## Set problem
Print the records below word for word, but leave out the pictures.

────────────────

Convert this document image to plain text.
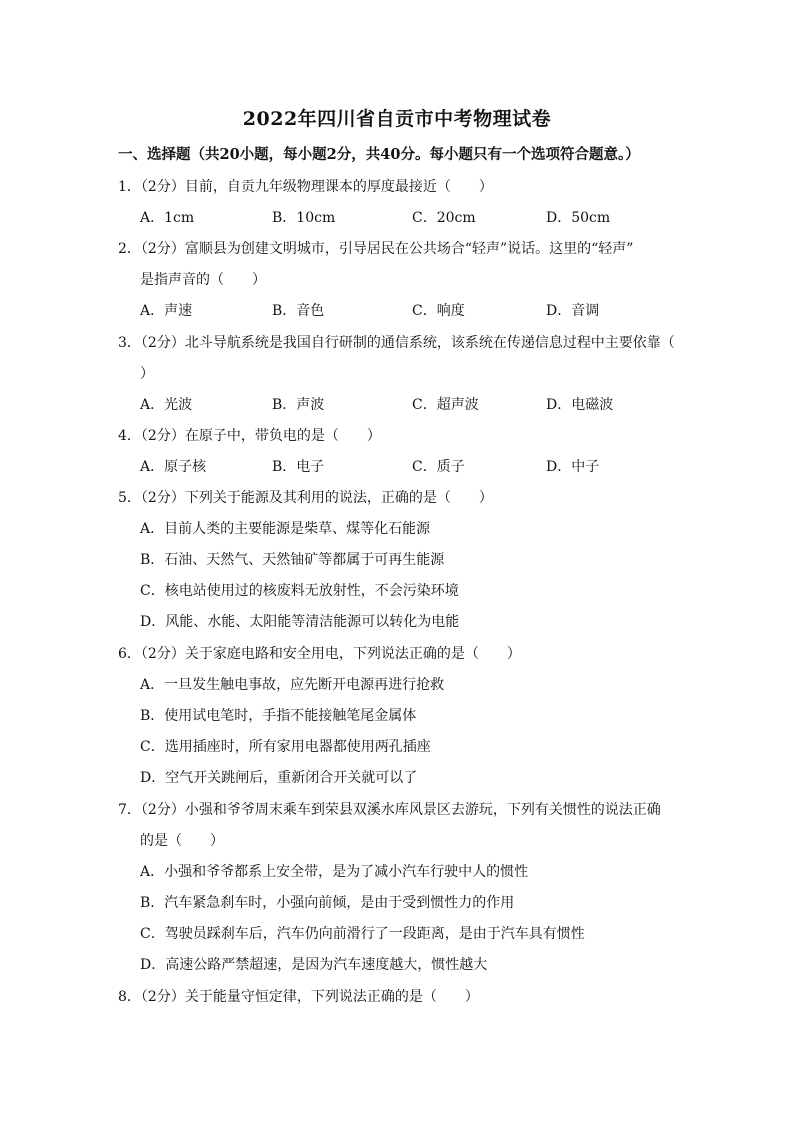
2022年四川省自贡市中考物理试卷
一、选择题（共20小题，每小题2分，共40分。每小题只有一个选项符合题意。）
1．（2分）目前，自贡九年级物理课本的厚度最接近（　　）
A．1cm	B．10cm	C．20cm	D．50cm
2．（2分）富顺县为创建文明城市，引导居民在公共场合“轻声”说话。这里的“轻声”
是指声音的（　　）
A．声速	B．音色	C．响度	D．音调
3．（2分）北斗导航系统是我国自行研制的通信系统，该系统在传递信息过程中主要依靠（
）
A．光波	B．声波	C．超声波	D．电磁波
4．（2分）在原子中，带负电的是（　　）
A．原子核	B．电子	C．质子	D．中子
5．（2分）下列关于能源及其利用的说法，正确的是（　　）
A．目前人类的主要能源是柴草、煤等化石能源
B．石油、天然气、天然铀矿等都属于可再生能源
C．核电站使用过的核废料无放射性，不会污染环境
D．风能、水能、太阳能等清洁能源可以转化为电能
6．（2分）关于家庭电路和安全用电，下列说法正确的是（　　）
A．一旦发生触电事故，应先断开电源再进行抢救
B．使用试电笔时，手指不能接触笔尾金属体
C．选用插座时，所有家用电器都使用两孔插座
D．空气开关跳闸后，重新闭合开关就可以了
7．（2分）小强和爷爷周末乘车到荣县双溪水库风景区去游玩，下列有关惯性的说法正确
的是（　　）
A．小强和爷爷都系上安全带，是为了减小汽车行驶中人的惯性
B．汽车紧急刹车时，小强向前倾，是由于受到惯性力的作用
C．驾驶员踩刹车后，汽车仍向前滑行了一段距离，是由于汽车具有惯性
D．高速公路严禁超速，是因为汽车速度越大，惯性越大
8．（2分）关于能量守恒定律，下列说法正确的是（　　）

────────────────

## Output below
Convert this document image to plain text.
2022年四川省自贡市中考物理试卷
一、选择题（共20小题，每小题2分，共40分。每小题只有一个选项符合题意。）
1．（2分）目前，自贡九年级物理课本的厚度最接近（　　）
A．1cm	B．10cm	C．20cm	D．50cm
2．（2分）富顺县为创建文明城市，引导居民在公共场合“轻声”说话。这里的“轻声”
是指声音的（　　）
A．声速	B．音色	C．响度	D．音调
3．（2分）北斗导航系统是我国自行研制的通信系统，该系统在传递信息过程中主要依靠（
）
A．光波	B．声波	C．超声波	D．电磁波
4．（2分）在原子中，带负电的是（　　）
A．原子核	B．电子	C．质子	D．中子
5．（2分）下列关于能源及其利用的说法，正确的是（　　）
A．目前人类的主要能源是柴草、煤等化石能源
B．石油、天然气、天然铀矿等都属于可再生能源
C．核电站使用过的核废料无放射性，不会污染环境
D．风能、水能、太阳能等清洁能源可以转化为电能
6．（2分）关于家庭电路和安全用电，下列说法正确的是（　　）
A．一旦发生触电事故，应先断开电源再进行抢救
B．使用试电笔时，手指不能接触笔尾金属体
C．选用插座时，所有家用电器都使用两孔插座
D．空气开关跳闸后，重新闭合开关就可以了
7．（2分）小强和爷爷周末乘车到荣县双溪水库风景区去游玩，下列有关惯性的说法正确
的是（　　）
A．小强和爷爷都系上安全带，是为了减小汽车行驶中人的惯性
B．汽车紧急刹车时，小强向前倾，是由于受到惯性力的作用
C．驾驶员踩刹车后，汽车仍向前滑行了一段距离，是由于汽车具有惯性
D．高速公路严禁超速，是因为汽车速度越大，惯性越大
8．（2分）关于能量守恒定律，下列说法正确的是（　　）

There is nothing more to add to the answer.